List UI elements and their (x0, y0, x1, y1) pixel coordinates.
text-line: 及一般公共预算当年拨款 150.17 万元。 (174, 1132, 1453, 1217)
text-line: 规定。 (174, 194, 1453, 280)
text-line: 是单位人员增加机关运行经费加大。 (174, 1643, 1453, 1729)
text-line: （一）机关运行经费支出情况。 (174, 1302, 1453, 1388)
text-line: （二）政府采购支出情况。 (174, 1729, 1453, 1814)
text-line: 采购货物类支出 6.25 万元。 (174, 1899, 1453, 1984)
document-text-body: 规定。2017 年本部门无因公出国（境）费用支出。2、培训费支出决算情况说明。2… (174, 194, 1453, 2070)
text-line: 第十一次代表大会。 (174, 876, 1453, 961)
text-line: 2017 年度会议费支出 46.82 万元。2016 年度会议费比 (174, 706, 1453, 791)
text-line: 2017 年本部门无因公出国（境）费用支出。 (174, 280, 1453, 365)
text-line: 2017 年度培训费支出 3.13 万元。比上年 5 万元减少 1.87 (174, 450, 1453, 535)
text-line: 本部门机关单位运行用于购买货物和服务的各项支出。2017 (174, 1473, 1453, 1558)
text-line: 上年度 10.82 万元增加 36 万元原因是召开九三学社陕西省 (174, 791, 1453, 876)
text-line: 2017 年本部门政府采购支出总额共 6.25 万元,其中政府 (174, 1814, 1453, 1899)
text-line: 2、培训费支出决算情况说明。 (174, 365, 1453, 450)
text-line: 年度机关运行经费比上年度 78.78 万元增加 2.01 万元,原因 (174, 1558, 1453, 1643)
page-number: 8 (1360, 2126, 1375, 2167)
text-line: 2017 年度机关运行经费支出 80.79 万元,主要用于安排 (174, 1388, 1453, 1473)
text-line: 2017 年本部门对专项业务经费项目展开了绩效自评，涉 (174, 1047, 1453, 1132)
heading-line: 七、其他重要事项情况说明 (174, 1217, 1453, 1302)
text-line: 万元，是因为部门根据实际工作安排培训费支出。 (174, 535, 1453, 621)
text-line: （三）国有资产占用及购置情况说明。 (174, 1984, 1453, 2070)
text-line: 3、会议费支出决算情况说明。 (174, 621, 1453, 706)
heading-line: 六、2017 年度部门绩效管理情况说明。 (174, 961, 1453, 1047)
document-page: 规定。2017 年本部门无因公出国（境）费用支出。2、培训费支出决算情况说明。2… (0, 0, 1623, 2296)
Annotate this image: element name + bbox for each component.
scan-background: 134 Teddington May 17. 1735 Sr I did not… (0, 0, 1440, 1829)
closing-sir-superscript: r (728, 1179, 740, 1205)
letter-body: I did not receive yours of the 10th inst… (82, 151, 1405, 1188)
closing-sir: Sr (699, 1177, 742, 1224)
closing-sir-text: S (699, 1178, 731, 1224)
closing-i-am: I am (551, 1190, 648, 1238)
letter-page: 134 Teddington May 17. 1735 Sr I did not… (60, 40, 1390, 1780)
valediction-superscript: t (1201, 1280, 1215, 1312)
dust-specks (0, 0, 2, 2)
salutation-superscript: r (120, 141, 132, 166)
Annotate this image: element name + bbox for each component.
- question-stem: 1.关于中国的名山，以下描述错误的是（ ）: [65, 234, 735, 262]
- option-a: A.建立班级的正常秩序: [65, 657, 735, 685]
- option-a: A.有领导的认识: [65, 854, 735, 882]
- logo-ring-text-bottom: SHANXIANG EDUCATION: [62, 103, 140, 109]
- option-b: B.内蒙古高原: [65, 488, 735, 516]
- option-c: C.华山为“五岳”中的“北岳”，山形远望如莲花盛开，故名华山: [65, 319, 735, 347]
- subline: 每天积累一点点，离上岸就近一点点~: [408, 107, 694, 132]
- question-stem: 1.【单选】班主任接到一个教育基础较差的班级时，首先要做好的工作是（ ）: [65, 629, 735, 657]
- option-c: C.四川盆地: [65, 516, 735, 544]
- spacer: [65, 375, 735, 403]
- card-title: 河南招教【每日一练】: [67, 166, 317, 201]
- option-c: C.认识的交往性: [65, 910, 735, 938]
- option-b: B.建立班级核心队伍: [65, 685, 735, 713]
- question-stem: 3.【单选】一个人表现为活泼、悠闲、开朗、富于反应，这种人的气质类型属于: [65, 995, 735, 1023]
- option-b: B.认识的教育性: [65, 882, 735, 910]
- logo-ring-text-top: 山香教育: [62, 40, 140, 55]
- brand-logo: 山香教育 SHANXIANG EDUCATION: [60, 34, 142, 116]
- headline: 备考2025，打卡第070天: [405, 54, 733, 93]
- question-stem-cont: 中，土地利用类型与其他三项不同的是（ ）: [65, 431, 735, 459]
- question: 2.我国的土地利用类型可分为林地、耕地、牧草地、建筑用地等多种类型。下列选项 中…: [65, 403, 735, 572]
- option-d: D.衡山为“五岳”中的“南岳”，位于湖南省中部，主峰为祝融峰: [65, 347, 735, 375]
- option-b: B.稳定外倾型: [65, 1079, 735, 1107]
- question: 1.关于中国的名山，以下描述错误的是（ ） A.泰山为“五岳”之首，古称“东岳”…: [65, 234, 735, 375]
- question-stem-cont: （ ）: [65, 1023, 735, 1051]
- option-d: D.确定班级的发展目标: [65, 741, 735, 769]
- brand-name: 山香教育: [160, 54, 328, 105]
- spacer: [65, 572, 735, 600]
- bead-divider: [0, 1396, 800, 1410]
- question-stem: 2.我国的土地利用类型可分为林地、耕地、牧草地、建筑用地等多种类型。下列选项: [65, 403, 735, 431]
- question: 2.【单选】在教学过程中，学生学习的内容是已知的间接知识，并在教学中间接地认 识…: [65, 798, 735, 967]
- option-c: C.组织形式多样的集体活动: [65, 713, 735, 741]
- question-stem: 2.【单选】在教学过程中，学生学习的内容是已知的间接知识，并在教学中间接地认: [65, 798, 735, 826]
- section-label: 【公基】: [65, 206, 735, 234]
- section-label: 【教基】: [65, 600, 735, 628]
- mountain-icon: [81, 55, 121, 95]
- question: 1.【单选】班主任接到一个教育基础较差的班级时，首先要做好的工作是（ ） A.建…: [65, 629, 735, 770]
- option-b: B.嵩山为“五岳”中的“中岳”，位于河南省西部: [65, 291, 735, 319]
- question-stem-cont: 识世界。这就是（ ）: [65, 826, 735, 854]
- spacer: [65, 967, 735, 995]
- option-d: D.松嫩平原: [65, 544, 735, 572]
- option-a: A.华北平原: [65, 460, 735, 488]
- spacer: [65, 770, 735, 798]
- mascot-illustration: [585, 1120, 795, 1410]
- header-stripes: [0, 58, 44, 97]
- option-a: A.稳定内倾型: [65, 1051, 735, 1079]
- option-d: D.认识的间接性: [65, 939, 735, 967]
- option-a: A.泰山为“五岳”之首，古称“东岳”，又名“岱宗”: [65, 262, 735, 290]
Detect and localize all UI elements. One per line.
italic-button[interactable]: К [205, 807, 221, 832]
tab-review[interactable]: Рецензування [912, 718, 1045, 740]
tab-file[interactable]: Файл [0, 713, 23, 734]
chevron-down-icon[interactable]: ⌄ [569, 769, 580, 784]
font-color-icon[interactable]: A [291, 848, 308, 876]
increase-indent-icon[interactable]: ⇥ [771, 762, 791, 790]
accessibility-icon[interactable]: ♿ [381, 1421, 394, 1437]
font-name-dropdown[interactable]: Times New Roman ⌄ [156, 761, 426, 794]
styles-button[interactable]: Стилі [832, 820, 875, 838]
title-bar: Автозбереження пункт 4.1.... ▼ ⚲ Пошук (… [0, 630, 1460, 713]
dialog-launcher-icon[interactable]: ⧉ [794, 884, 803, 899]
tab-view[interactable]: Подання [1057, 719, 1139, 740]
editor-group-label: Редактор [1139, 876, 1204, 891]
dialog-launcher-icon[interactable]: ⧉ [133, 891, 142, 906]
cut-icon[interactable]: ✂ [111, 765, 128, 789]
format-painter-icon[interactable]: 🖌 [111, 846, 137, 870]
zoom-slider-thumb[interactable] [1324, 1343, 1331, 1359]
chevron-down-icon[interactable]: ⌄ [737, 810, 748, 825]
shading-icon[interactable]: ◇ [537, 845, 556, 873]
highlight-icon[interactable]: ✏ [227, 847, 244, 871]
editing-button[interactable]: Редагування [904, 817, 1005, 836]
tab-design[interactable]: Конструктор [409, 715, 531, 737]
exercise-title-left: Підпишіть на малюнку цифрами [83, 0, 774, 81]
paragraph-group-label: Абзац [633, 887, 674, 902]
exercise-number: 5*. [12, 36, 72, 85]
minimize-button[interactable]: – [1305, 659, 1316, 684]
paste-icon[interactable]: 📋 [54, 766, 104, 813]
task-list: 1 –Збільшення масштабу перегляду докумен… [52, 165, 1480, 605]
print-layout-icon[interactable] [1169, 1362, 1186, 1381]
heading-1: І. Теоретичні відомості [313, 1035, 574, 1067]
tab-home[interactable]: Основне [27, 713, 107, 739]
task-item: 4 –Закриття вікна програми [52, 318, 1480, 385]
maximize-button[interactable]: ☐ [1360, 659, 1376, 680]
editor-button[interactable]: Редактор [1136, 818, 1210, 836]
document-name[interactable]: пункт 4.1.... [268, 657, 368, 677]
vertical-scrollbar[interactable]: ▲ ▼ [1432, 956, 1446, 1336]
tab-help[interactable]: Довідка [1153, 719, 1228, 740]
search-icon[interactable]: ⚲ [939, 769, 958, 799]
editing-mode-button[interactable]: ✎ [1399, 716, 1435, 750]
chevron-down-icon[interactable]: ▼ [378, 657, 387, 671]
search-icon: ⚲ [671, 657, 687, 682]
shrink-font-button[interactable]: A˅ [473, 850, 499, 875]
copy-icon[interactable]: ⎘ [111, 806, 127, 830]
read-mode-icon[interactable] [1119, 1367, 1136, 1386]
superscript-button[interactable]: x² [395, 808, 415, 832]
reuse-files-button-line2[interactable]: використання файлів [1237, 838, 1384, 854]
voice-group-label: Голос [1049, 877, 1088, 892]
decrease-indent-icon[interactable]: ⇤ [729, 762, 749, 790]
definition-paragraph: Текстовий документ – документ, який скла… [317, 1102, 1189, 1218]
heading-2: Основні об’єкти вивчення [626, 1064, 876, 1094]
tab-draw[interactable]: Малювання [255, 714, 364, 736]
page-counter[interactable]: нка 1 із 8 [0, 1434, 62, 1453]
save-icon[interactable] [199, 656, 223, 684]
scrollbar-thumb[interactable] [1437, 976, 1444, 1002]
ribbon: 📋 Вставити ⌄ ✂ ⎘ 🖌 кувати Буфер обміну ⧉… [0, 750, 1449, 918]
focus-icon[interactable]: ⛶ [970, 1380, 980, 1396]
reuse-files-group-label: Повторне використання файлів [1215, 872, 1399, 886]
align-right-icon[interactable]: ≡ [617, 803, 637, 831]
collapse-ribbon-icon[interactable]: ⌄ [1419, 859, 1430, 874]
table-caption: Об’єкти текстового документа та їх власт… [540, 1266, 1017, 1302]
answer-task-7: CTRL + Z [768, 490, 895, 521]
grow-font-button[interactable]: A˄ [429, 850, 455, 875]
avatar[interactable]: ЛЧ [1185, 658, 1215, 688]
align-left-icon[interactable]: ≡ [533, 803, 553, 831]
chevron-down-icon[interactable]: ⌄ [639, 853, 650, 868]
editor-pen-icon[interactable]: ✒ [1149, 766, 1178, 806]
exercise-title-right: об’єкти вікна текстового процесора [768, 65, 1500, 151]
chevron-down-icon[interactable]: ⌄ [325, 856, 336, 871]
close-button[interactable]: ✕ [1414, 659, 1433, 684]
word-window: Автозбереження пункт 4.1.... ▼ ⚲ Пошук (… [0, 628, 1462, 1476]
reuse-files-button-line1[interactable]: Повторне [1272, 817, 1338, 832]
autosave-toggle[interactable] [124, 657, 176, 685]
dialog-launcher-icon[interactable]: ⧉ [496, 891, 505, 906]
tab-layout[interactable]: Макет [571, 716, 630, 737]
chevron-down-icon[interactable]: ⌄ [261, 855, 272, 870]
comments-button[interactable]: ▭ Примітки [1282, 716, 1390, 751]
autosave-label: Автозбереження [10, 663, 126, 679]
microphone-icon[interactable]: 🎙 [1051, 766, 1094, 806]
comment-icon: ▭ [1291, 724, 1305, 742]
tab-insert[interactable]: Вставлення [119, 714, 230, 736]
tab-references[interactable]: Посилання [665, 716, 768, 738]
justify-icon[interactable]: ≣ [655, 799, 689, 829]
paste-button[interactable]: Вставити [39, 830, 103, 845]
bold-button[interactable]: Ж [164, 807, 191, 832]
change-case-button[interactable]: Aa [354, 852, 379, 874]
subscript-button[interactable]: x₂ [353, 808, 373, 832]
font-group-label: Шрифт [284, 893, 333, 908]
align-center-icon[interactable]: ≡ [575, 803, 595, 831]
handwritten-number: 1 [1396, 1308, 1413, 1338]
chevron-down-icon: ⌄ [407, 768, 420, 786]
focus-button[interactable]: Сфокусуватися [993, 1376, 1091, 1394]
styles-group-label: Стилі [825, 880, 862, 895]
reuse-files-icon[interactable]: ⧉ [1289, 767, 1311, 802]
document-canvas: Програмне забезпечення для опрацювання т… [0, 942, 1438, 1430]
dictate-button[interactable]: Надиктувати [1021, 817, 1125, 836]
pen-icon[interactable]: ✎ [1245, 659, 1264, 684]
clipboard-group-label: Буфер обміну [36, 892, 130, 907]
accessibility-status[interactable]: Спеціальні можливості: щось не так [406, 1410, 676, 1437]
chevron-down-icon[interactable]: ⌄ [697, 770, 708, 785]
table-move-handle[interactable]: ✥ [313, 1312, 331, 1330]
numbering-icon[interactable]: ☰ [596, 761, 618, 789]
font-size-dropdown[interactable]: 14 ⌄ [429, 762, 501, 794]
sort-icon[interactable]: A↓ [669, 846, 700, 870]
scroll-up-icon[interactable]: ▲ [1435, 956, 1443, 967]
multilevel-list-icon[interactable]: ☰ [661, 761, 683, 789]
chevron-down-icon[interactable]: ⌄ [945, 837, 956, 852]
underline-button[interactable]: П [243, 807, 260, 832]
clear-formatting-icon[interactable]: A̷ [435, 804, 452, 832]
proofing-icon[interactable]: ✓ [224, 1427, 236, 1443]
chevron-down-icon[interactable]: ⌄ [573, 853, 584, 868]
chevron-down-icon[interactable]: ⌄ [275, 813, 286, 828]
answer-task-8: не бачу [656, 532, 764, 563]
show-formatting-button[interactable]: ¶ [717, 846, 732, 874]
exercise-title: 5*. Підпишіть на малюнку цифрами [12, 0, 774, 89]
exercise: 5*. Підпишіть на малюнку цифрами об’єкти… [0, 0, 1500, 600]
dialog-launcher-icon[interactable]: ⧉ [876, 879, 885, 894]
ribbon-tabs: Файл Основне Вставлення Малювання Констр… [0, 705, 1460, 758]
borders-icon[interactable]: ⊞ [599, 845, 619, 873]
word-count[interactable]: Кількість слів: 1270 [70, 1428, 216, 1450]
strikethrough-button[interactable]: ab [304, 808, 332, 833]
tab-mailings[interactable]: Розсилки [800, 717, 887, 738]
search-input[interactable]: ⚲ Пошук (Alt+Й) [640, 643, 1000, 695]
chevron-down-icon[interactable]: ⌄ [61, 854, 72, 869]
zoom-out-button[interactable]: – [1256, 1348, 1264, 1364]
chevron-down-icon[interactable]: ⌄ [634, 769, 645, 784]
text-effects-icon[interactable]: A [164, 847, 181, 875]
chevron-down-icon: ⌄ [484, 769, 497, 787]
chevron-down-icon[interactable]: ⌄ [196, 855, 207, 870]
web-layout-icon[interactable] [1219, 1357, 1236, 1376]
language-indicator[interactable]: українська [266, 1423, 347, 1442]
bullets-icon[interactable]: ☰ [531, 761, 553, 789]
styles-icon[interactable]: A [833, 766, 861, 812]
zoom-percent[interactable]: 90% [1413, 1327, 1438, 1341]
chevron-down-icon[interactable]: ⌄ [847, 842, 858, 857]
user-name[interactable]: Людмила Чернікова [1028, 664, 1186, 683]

> _PROBLEM STATEMENT_
Turn the stretch of records from the very first line through the line that contains "text-line: 2、培训费支出决算情况说明。 (174, 365, 1453, 450)" into a Markdown table with the columns Row and Line. Number each line in Row, put the line itself in Line, and leave out any blank lines.

> _SOLUTION_
| Row | Line |
|---|---|
| 1 | List UI elements and their (x0, y0, x1, y1) pixel coordinates. |
| 2 | text-line: 及一般公共预算当年拨款 150.17 万元。 (174, 1132, 1453, 1217) |
| 3 | text-line: 规定。 (174, 194, 1453, 280) |
| 4 | text-line: 是单位人员增加机关运行经费加大。 (174, 1643, 1453, 1729) |
| 5 | text-line: （一）机关运行经费支出情况。 (174, 1302, 1453, 1388) |
| 6 | text-line: （二）政府采购支出情况。 (174, 1729, 1453, 1814) |
| 7 | text-line: 采购货物类支出 6.25 万元。 (174, 1899, 1453, 1984) |
| 8 | document-text-body: 规定。2017 年本部门无因公出国（境）费用支出。2、培训费支出决算情况说明。2… (174, 194, 1453, 2070) |
| 9 | text-line: 第十一次代表大会。 (174, 876, 1453, 961) |
| 10 | text-line: 2017 年度会议费支出 46.82 万元。2016 年度会议费比 (174, 706, 1453, 791) |
| 11 | text-line: 2017 年本部门无因公出国（境）费用支出。 (174, 280, 1453, 365) |
| 12 | text-line: 2017 年度培训费支出 3.13 万元。比上年 5 万元减少 1.87 (174, 450, 1453, 535) |
| 13 | text-line: 本部门机关单位运行用于购买货物和服务的各项支出。2017 (174, 1473, 1453, 1558) |
| 14 | text-line: 上年度 10.82 万元增加 36 万元原因是召开九三学社陕西省 (174, 791, 1453, 876) |
| 15 | text-line: 2017 年本部门政府采购支出总额共 6.25 万元,其中政府 (174, 1814, 1453, 1899) |
| 16 | text-line: 2、培训费支出决算情况说明。 (174, 365, 1453, 450) |